Task details | What follows is a set of entries. Give them again exactly, without the pictures.

Provided entries |
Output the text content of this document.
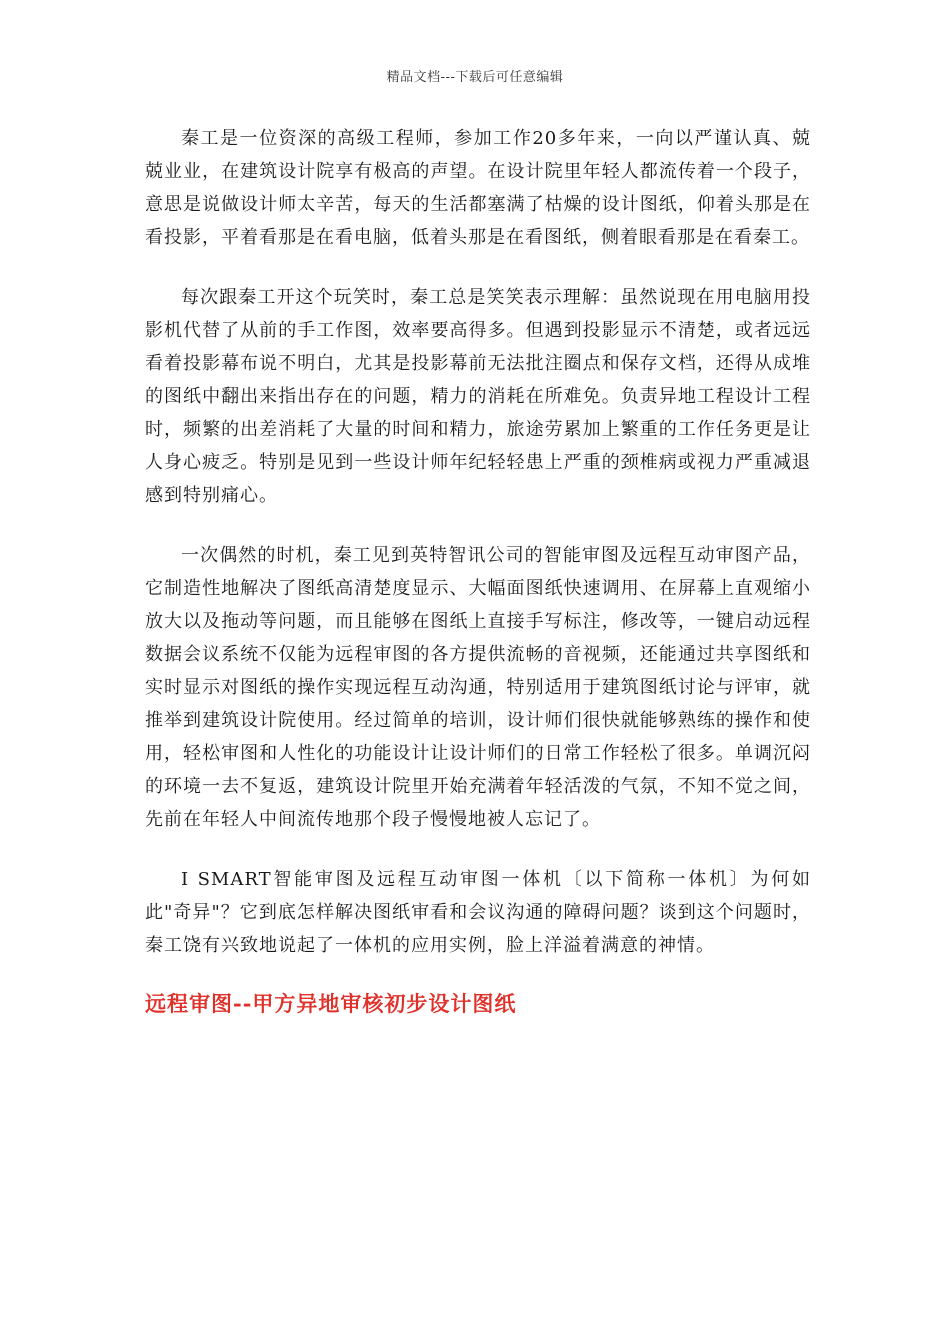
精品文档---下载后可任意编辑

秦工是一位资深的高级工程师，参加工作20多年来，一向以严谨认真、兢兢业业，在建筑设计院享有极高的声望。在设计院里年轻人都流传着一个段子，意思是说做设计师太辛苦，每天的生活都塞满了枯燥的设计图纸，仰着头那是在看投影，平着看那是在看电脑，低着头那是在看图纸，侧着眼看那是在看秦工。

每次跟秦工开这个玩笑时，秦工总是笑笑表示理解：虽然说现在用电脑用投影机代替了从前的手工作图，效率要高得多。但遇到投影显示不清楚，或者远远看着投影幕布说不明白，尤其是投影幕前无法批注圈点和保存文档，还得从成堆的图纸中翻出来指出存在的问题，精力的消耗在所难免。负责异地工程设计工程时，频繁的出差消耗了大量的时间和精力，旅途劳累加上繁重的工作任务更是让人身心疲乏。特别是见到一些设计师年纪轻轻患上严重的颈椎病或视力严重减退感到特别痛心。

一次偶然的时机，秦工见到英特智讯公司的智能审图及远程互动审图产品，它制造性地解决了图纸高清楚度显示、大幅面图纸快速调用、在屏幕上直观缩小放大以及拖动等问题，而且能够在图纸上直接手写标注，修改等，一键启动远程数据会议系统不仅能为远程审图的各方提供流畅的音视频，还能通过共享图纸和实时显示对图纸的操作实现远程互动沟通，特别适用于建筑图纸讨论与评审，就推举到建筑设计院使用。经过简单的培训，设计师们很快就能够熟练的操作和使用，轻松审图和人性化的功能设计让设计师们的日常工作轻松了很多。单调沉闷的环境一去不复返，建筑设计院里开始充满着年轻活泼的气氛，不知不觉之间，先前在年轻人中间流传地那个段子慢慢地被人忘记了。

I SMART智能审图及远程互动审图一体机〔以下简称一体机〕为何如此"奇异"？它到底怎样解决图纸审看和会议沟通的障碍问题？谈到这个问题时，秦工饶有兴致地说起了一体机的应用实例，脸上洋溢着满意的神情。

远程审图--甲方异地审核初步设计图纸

Task response |
Output the text content of this document.
精品文档---下载后可任意编辑

秦工是一位资深的高级工程师，参加工作20多年来，一向以严谨认真、兢兢业业，在建筑设计院享有极高的声望。在设计院里年轻人都流传着一个段子，意思是说做设计师太辛苦，每天的生活都塞满了枯燥的设计图纸，仰着头那是在看投影，平着看那是在看电脑，低着头那是在看图纸，侧着眼看那是在看秦工。

每次跟秦工开这个玩笑时，秦工总是笑笑表示理解：虽然说现在用电脑用投影机代替了从前的手工作图，效率要高得多。但遇到投影显示不清楚，或者远远看着投影幕布说不明白，尤其是投影幕前无法批注圈点和保存文档，还得从成堆的图纸中翻出来指出存在的问题，精力的消耗在所难免。负责异地工程设计工程时，频繁的出差消耗了大量的时间和精力，旅途劳累加上繁重的工作任务更是让人身心疲乏。特别是见到一些设计师年纪轻轻患上严重的颈椎病或视力严重减退感到特别痛心。

一次偶然的时机，秦工见到英特智讯公司的智能审图及远程互动审图产品，它制造性地解决了图纸高清楚度显示、大幅面图纸快速调用、在屏幕上直观缩小放大以及拖动等问题，而且能够在图纸上直接手写标注，修改等，一键启动远程数据会议系统不仅能为远程审图的各方提供流畅的音视频，还能通过共享图纸和实时显示对图纸的操作实现远程互动沟通，特别适用于建筑图纸讨论与评审，就推举到建筑设计院使用。经过简单的培训，设计师们很快就能够熟练的操作和使用，轻松审图和人性化的功能设计让设计师们的日常工作轻松了很多。单调沉闷的环境一去不复返，建筑设计院里开始充满着年轻活泼的气氛，不知不觉之间，先前在年轻人中间流传地那个段子慢慢地被人忘记了。

I SMART智能审图及远程互动审图一体机〔以下简称一体机〕为何如此"奇异"？它到底怎样解决图纸审看和会议沟通的障碍问题？谈到这个问题时，秦工饶有兴致地说起了一体机的应用实例，脸上洋溢着满意的神情。

远程审图--甲方异地审核初步设计图纸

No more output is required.